[Items from a data source]
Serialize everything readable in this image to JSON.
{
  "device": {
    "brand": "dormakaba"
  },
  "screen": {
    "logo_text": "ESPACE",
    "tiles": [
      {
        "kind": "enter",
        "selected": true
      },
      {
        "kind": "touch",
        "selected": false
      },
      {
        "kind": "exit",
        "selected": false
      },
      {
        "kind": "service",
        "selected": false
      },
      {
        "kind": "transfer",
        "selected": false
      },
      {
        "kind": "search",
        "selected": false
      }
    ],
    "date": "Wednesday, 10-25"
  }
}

What you need to do
Your task is to reproduce all of the records exactly.

Written answer
Serialize everything readable in this image to JSON.
{
  "device": {
    "brand": "dormakaba"
  },
  "screen": {
    "logo_text": "ESPACE",
    "tiles": [
      {
        "kind": "enter",
        "selected": true
      },
      {
        "kind": "touch",
        "selected": false
      },
      {
        "kind": "exit",
        "selected": false
      },
      {
        "kind": "service",
        "selected": false
      },
      {
        "kind": "transfer",
        "selected": false
      },
      {
        "kind": "search",
        "selected": false
      }
    ],
    "date": "Wednesday, 10-25"
  }
}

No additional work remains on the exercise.